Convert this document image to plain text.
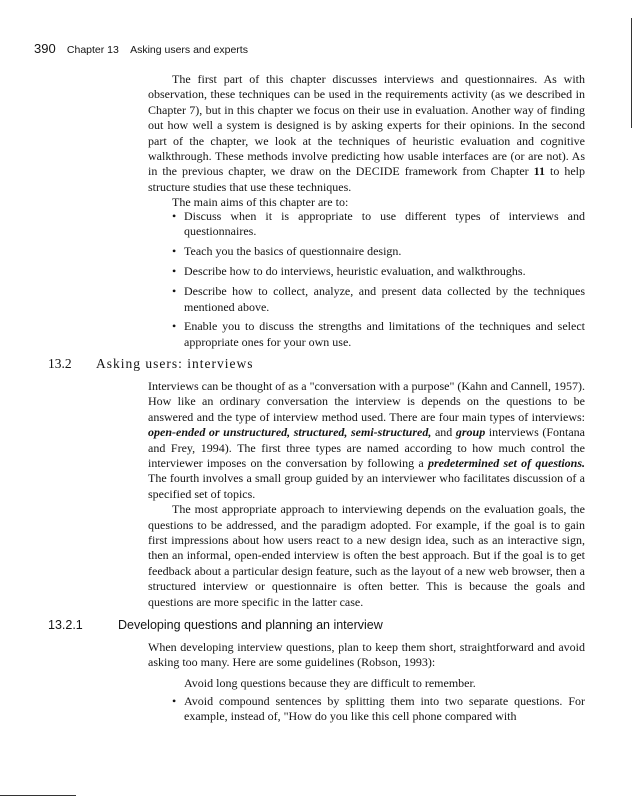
390 Chapter 13 Asking users and experts

The first part of this chapter discusses interviews and questionnaires. As with observation, these techniques can be used in the requirements activity (as we described in Chapter 7), but in this chapter we focus on their use in evaluation. Another way of finding out how well a system is designed is by asking experts for their opinions. In the second part of the chapter, we look at the techniques of heuristic evaluation and cognitive walkthrough. These methods involve predicting how usable interfaces are (or are not). As in the previous chapter, we draw on the DECIDE framework from Chapter 11 to help structure studies that use these techniques.

The main aims of this chapter are to:

• Discuss when it is appropriate to use different types of interviews and questionnaires.
• Teach you the basics of questionnaire design.
• Describe how to do interviews, heuristic evaluation, and walkthroughs.
• Describe how to collect, analyze, and present data collected by the techniques mentioned above.
• Enable you to discuss the strengths and limitations of the techniques and select appropriate ones for your own use.
13.2 Asking users: interviews

Interviews can be thought of as a "conversation with a purpose" (Kahn and Cannell, 1957). How like an ordinary conversation the interview is depends on the questions to be answered and the type of interview method used. There are four main types of interviews: open-ended or unstructured, structured, semi-structured, and group interviews (Fontana and Frey, 1994). The first three types are named according to how much control the interviewer imposes on the conversation by following a predetermined set of questions. The fourth involves a small group guided by an interviewer who facilitates discussion of a specified set of topics.

The most appropriate approach to interviewing depends on the evaluation goals, the questions to be addressed, and the paradigm adopted. For example, if the goal is to gain first impressions about how users react to a new design idea, such as an interactive sign, then an informal, open-ended interview is often the best approach. But if the goal is to get feedback about a particular design feature, such as the layout of a new web browser, then a structured interview or questionnaire is often better. This is because the goals and questions are more specific in the latter case.

13.2.1	Developing questions and planning an interview

When developing interview questions, plan to keep them short, straightforward and avoid asking too many. Here are some guidelines (Robson, 1993):

Avoid long questions because they are difficult to remember.
• Avoid compound sentences by splitting them into two separate questions. For example, instead of, "How do you like this cell phone compared with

::::::::

**Brief:**
Each line of the data should be quoted exactly, with pictures left out.

**Exercise answer:**
Convert this document image to plain text.
390 Chapter 13 Asking users and experts

The first part of this chapter discusses interviews and questionnaires. As with observation, these techniques can be used in the requirements activity (as we described in Chapter 7), but in this chapter we focus on their use in evaluation. Another way of finding out how well a system is designed is by asking experts for their opinions. In the second part of the chapter, we look at the techniques of heuristic evaluation and cognitive walkthrough. These methods involve predicting how usable interfaces are (or are not). As in the previous chapter, we draw on the DECIDE framework from Chapter 11 to help structure studies that use these techniques.

The main aims of this chapter are to:

• Discuss when it is appropriate to use different types of interviews and questionnaires.
• Teach you the basics of questionnaire design.
• Describe how to do interviews, heuristic evaluation, and walkthroughs.
• Describe how to collect, analyze, and present data collected by the techniques mentioned above.
• Enable you to discuss the strengths and limitations of the techniques and select appropriate ones for your own use.
13.2 Asking users: interviews

Interviews can be thought of as a "conversation with a purpose" (Kahn and Cannell, 1957). How like an ordinary conversation the interview is depends on the questions to be answered and the type of interview method used. There are four main types of interviews: open-ended or unstructured, structured, semi-structured, and group interviews (Fontana and Frey, 1994). The first three types are named according to how much control the interviewer imposes on the conversation by following a predetermined set of questions. The fourth involves a small group guided by an interviewer who facilitates discussion of a specified set of topics.

The most appropriate approach to interviewing depends on the evaluation goals, the questions to be addressed, and the paradigm adopted. For example, if the goal is to gain first impressions about how users react to a new design idea, such as an interactive sign, then an informal, open-ended interview is often the best approach. But if the goal is to get feedback about a particular design feature, such as the layout of a new web browser, then a structured interview or questionnaire is often better. This is because the goals and questions are more specific in the latter case.

13.2.1	Developing questions and planning an interview

When developing interview questions, plan to keep them short, straightforward and avoid asking too many. Here are some guidelines (Robson, 1993):

Avoid long questions because they are difficult to remember.
• Avoid compound sentences by splitting them into two separate questions. For example, instead of, "How do you like this cell phone compared with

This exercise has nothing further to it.